§ **Prompt**
Give all of the lines again, with nothing added or dropped.

§ **Data supplied**
____________
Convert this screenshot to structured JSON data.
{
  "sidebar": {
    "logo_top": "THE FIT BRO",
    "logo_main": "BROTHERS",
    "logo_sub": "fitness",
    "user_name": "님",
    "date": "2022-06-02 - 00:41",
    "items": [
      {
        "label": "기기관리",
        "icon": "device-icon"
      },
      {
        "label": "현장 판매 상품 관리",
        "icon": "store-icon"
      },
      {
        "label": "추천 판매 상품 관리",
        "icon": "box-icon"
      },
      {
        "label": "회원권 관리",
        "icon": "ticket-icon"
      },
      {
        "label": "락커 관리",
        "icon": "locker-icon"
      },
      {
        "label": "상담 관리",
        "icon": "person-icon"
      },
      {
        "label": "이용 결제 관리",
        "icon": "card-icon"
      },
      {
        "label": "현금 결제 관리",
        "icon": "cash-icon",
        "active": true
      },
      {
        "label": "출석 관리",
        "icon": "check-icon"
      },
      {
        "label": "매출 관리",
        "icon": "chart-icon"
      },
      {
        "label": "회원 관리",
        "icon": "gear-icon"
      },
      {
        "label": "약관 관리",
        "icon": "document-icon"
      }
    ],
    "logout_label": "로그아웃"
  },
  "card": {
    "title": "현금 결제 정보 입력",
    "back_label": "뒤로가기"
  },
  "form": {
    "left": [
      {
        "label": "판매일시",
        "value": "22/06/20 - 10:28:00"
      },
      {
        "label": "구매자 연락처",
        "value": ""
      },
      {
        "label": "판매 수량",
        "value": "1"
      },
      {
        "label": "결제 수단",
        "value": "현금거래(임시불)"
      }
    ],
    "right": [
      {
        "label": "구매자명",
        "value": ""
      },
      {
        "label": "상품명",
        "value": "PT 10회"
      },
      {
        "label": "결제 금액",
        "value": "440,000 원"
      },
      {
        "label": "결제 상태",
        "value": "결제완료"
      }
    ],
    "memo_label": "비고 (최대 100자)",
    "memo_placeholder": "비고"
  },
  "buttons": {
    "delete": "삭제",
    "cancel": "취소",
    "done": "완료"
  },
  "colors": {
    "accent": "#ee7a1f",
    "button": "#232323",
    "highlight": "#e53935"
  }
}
____________
§ **Solution to the problem**
Convert this screenshot to structured JSON data.
{
  "sidebar": {
    "logo_top": "THE FIT BRO",
    "logo_main": "BROTHERS",
    "logo_sub": "fitness",
    "user_name": "님",
    "date": "2022-06-02 - 00:41",
    "items": [
      {
        "label": "기기관리",
        "icon": "device-icon"
      },
      {
        "label": "현장 판매 상품 관리",
        "icon": "store-icon"
      },
      {
        "label": "추천 판매 상품 관리",
        "icon": "box-icon"
      },
      {
        "label": "회원권 관리",
        "icon": "ticket-icon"
      },
      {
        "label": "락커 관리",
        "icon": "locker-icon"
      },
      {
        "label": "상담 관리",
        "icon": "person-icon"
      },
      {
        "label": "이용 결제 관리",
        "icon": "card-icon"
      },
      {
        "label": "현금 결제 관리",
        "icon": "cash-icon",
        "active": true
      },
      {
        "label": "출석 관리",
        "icon": "check-icon"
      },
      {
        "label": "매출 관리",
        "icon": "chart-icon"
      },
      {
        "label": "회원 관리",
        "icon": "gear-icon"
      },
      {
        "label": "약관 관리",
        "icon": "document-icon"
      }
    ],
    "logout_label": "로그아웃"
  },
  "card": {
    "title": "현금 결제 정보 입력",
    "back_label": "뒤로가기"
  },
  "form": {
    "left": [
      {
        "label": "판매일시",
        "value": "22/06/20 - 10:28:00"
      },
      {
        "label": "구매자 연락처",
        "value": ""
      },
      {
        "label": "판매 수량",
        "value": "1"
      },
      {
        "label": "결제 수단",
        "value": "현금거래(임시불)"
      }
    ],
    "right": [
      {
        "label": "구매자명",
        "value": ""
      },
      {
        "label": "상품명",
        "value": "PT 10회"
      },
      {
        "label": "결제 금액",
        "value": "440,000 원"
      },
      {
        "label": "결제 상태",
        "value": "결제완료"
      }
    ],
    "memo_label": "비고 (최대 100자)",
    "memo_placeholder": "비고"
  },
  "buttons": {
    "delete": "삭제",
    "cancel": "취소",
    "done": "완료"
  },
  "colors": {
    "accent": "#ee7a1f",
    "button": "#232323",
    "highlight": "#e53935"
  }
}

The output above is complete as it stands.